GOAL: Rewrite the lines from the first one through the line holding "starburst-mark-bottom-left bbox=[18, 1135, 44, 1161]", inclusive, replacing "dash-icon" with "hyphen-icon" and changing nothing else.

### EXERCISE INPUT

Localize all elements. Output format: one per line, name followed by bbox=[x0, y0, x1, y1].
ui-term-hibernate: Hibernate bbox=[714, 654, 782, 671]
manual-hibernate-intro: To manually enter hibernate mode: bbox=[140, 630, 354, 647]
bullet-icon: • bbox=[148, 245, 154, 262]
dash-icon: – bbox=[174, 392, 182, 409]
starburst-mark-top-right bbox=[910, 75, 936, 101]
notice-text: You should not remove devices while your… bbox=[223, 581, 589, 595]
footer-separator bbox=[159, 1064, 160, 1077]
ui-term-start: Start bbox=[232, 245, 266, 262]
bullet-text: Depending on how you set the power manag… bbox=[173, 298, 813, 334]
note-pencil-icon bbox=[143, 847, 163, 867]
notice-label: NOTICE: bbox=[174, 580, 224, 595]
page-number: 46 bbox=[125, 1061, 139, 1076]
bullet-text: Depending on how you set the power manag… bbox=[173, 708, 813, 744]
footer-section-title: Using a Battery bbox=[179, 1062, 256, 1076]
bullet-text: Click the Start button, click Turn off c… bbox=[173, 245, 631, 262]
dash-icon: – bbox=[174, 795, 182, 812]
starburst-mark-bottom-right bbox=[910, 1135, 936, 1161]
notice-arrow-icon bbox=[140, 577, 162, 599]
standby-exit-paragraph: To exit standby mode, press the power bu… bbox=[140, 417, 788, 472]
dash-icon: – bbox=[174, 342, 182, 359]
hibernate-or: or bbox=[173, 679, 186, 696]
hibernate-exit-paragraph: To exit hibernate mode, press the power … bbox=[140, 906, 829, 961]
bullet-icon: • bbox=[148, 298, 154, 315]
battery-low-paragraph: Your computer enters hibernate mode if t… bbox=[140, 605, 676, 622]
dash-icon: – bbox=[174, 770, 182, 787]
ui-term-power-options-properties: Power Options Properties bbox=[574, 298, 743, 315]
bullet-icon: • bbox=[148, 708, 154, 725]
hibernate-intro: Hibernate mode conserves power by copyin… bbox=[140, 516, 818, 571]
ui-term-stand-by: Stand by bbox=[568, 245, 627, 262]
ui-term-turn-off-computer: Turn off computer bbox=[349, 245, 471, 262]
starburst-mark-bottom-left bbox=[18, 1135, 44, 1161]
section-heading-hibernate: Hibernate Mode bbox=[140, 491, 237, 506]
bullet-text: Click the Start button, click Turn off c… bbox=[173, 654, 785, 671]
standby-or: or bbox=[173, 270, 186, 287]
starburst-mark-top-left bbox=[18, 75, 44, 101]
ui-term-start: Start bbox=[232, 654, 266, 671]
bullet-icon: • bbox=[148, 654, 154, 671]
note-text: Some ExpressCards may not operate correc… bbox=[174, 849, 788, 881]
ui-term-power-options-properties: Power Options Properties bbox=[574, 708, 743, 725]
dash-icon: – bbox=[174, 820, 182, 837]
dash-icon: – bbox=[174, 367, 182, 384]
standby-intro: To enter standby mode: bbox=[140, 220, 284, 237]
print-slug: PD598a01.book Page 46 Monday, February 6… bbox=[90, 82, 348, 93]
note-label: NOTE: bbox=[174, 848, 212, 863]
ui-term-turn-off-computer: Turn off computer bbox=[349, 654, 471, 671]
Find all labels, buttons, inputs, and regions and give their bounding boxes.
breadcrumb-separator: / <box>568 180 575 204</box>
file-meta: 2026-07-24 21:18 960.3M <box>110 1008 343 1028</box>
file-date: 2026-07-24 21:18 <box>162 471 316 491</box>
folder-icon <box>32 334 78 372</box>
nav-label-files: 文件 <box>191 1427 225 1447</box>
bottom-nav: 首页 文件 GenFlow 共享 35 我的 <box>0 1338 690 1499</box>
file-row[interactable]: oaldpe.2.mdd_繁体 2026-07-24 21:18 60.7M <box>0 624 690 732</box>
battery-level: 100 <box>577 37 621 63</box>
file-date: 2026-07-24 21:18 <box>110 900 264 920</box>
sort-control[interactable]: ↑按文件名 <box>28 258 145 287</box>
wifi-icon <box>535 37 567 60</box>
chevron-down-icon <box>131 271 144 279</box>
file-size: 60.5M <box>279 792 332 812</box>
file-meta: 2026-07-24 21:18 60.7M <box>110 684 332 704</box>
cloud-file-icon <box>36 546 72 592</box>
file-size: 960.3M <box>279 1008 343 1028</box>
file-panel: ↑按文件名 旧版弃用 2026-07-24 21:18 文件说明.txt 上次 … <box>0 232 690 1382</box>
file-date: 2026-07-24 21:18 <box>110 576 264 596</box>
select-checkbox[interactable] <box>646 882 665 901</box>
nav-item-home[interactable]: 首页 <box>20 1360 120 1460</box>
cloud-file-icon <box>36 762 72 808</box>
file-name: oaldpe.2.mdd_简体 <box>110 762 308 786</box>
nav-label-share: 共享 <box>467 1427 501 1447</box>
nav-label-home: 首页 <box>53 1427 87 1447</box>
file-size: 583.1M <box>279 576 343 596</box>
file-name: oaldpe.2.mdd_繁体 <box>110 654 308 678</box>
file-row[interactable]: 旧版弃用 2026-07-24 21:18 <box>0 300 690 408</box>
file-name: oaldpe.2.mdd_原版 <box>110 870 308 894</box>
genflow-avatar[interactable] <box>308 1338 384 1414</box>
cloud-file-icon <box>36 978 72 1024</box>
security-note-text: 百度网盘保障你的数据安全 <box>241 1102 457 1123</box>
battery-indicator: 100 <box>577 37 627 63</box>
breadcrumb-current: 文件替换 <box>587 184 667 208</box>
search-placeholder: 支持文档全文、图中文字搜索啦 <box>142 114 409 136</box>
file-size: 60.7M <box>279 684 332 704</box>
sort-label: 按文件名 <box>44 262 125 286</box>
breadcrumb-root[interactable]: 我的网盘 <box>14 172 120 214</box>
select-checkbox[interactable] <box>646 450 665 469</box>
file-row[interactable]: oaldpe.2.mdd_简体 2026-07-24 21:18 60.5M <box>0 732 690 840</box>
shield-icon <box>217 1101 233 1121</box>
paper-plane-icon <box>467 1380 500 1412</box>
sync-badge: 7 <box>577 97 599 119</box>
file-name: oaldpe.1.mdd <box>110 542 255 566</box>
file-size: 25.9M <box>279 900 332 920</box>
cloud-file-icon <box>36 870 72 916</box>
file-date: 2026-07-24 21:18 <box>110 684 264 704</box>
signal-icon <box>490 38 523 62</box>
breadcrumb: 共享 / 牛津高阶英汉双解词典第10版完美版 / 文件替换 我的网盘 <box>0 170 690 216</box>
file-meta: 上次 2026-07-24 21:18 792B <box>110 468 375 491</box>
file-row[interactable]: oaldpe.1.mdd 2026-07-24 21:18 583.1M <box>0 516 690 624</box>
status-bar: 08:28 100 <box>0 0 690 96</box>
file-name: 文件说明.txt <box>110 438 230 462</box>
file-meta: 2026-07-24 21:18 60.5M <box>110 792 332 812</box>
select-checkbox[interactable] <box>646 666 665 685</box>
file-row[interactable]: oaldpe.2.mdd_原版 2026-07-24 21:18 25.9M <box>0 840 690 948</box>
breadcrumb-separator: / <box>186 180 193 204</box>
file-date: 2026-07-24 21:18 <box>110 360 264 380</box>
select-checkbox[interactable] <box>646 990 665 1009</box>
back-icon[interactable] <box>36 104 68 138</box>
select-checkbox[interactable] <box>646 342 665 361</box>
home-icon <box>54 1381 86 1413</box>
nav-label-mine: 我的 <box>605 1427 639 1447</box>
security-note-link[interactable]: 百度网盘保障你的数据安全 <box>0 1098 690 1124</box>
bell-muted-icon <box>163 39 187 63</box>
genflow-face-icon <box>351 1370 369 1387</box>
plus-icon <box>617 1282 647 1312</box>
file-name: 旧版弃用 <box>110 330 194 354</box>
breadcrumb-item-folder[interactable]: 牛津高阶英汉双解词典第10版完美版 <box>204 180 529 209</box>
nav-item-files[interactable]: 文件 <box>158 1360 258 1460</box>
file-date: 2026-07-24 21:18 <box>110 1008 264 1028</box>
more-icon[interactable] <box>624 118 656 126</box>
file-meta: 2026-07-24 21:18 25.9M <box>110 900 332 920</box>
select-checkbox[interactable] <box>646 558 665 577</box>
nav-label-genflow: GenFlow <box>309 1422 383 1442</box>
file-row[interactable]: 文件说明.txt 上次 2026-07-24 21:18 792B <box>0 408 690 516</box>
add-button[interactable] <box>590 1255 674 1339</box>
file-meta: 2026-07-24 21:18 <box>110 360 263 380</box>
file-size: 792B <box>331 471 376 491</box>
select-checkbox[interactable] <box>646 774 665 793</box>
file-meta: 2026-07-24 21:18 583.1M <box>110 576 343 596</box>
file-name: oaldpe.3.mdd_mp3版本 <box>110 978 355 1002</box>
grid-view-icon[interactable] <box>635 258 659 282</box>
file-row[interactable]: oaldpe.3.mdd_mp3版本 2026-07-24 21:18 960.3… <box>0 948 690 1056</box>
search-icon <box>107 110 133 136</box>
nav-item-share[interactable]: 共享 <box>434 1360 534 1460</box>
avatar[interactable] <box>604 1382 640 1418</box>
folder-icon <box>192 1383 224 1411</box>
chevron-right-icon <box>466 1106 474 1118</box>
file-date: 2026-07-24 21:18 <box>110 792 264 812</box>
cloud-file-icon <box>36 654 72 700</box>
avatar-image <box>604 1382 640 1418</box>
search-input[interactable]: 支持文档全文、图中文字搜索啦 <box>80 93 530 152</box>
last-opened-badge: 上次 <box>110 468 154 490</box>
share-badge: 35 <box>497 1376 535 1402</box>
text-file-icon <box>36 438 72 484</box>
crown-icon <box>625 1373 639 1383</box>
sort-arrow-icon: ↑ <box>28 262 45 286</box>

######

RESULT OF THE EXERCISE:
Localize all elements. Output format: one per line, name followed by bbox=[x0, y0, x1, y1].
ui-term-hibernate: Hibernate bbox=[714, 654, 782, 671]
manual-hibernate-intro: To manually enter hibernate mode: bbox=[140, 630, 354, 647]
bullet-icon: • bbox=[148, 245, 154, 262]
hyphen-icon: – bbox=[174, 392, 182, 409]
starburst-mark-top-right bbox=[910, 75, 936, 101]
notice-text: You should not remove devices while your… bbox=[223, 581, 589, 595]
footer-separator bbox=[159, 1064, 160, 1077]
ui-term-start: Start bbox=[232, 245, 266, 262]
bullet-text: Depending on how you set the power manag… bbox=[173, 298, 813, 334]
note-pencil-icon bbox=[143, 847, 163, 867]
notice-label: NOTICE: bbox=[174, 580, 224, 595]
page-number: 46 bbox=[125, 1061, 139, 1076]
bullet-text: Depending on how you set the power manag… bbox=[173, 708, 813, 744]
footer-section-title: Using a Battery bbox=[179, 1062, 256, 1076]
bullet-text: Click the Start button, click Turn off c… bbox=[173, 245, 631, 262]
hyphen-icon: – bbox=[174, 795, 182, 812]
starburst-mark-bottom-right bbox=[910, 1135, 936, 1161]
notice-arrow-icon bbox=[140, 577, 162, 599]
standby-exit-paragraph: To exit standby mode, press the power bu… bbox=[140, 417, 788, 472]
hyphen-icon: – bbox=[174, 342, 182, 359]
hibernate-or: or bbox=[173, 679, 186, 696]
hibernate-exit-paragraph: To exit hibernate mode, press the power … bbox=[140, 906, 829, 961]
bullet-icon: • bbox=[148, 298, 154, 315]
battery-low-paragraph: Your computer enters hibernate mode if t… bbox=[140, 605, 676, 622]
hyphen-icon: – bbox=[174, 770, 182, 787]
ui-term-power-options-properties: Power Options Properties bbox=[574, 298, 743, 315]
bullet-icon: • bbox=[148, 708, 154, 725]
hibernate-intro: Hibernate mode conserves power by copyin… bbox=[140, 516, 818, 571]
ui-term-stand-by: Stand by bbox=[568, 245, 627, 262]
ui-term-turn-off-computer: Turn off computer bbox=[349, 245, 471, 262]
starburst-mark-bottom-left bbox=[18, 1135, 44, 1161]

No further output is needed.